#### [OBJECTIVE]
Write the material out again in full, word for word. Do not include the pictures.

#### [DATASET]
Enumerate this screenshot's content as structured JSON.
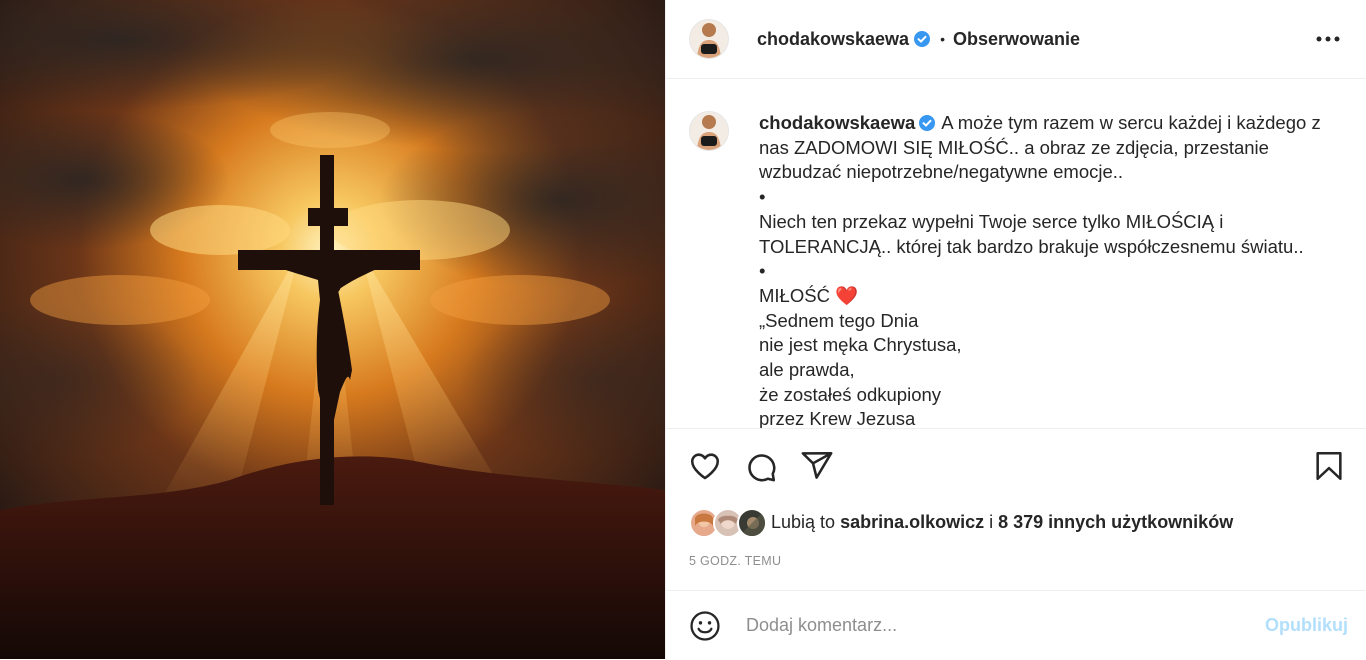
{
  "post": {
    "username": "chodakowskaewa",
    "follow_dot": "•",
    "follow_label": "Obserwowanie",
    "caption": {
      "username": "chodakowskaewa",
      "lines": [
        "A może tym razem w sercu każdej i każdego z",
        "nas ZADOMOWI SIĘ MIŁOŚĆ.. a obraz ze zdjęcia, przestanie",
        "wzbudzać niepotrzebne/negatywne emocje..",
        "•",
        "Niech ten przekaz wypełni Twoje serce tylko MIŁOŚCIĄ i",
        "TOLERANCJĄ.. której tak bardzo brakuje współczesnemu światu..",
        "•",
        "MIŁOŚĆ",
        "„Sednem tego Dnia",
        "nie jest męka Chrystusa,",
        "ale prawda,",
        "że zostałeś odkupiony",
        "przez Krew Jezusa"
      ],
      "heart_emoji": "❤️"
    },
    "likes": {
      "prefix": "Lubią to ",
      "user": "sabrina.olkowicz",
      "middle": " i ",
      "others": "8 379 innych użytkowników"
    },
    "time": "5 GODZ. TEMU",
    "comment_placeholder": "Dodaj komentarz...",
    "publish_label": "Opublikuj"
  },
  "icons": {
    "like": "heart-outline-icon",
    "comment": "comment-bubble-icon",
    "share": "paper-plane-icon",
    "save": "bookmark-icon",
    "more": "more-horizontal-icon",
    "emoji": "smiley-icon",
    "verified": "verified-badge-icon"
  },
  "colors": {
    "verified": "#3897f0",
    "publish_disabled": "#b2dffc",
    "heart": "#e0222f"
  }
}
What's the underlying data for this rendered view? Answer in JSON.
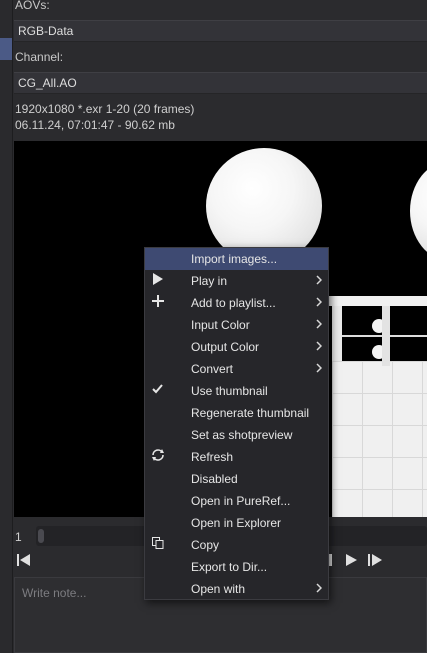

#### [TASK OUTPUT]
Enumerate this screenshot's content as structured JSON.
{
  "post": {
    "username": "chodakowskaewa",
    "follow_dot": "•",
    "follow_label": "Obserwowanie",
    "caption": {
      "username": "chodakowskaewa",
      "lines": [
        "A może tym razem w sercu każdej i każdego z",
        "nas ZADOMOWI SIĘ MIŁOŚĆ.. a obraz ze zdjęcia, przestanie",
        "wzbudzać niepotrzebne/negatywne emocje..",
        "•",
        "Niech ten przekaz wypełni Twoje serce tylko MIŁOŚCIĄ i",
        "TOLERANCJĄ.. której tak bardzo brakuje współczesnemu światu..",
        "•",
        "MIŁOŚĆ",
        "„Sednem tego Dnia",
        "nie jest męka Chrystusa,",
        "ale prawda,",
        "że zostałeś odkupiony",
        "przez Krew Jezusa"
      ],
      "heart_emoji": "❤️"
    },
    "likes": {
      "prefix": "Lubią to ",
      "user": "sabrina.olkowicz",
      "middle": " i ",
      "others": "8 379 innych użytkowników"
    },
    "time": "5 GODZ. TEMU",
    "comment_placeholder": "Dodaj komentarz...",
    "publish_label": "Opublikuj"
  },
  "icons": {
    "like": "heart-outline-icon",
    "comment": "comment-bubble-icon",
    "share": "paper-plane-icon",
    "save": "bookmark-icon",
    "more": "more-horizontal-icon",
    "emoji": "smiley-icon",
    "verified": "verified-badge-icon"
  },
  "colors": {
    "verified": "#3897f0",
    "publish_disabled": "#b2dffc",
    "heart": "#e0222f"
  }
}
What's the underlying data for this rendered view? Answer in JSON.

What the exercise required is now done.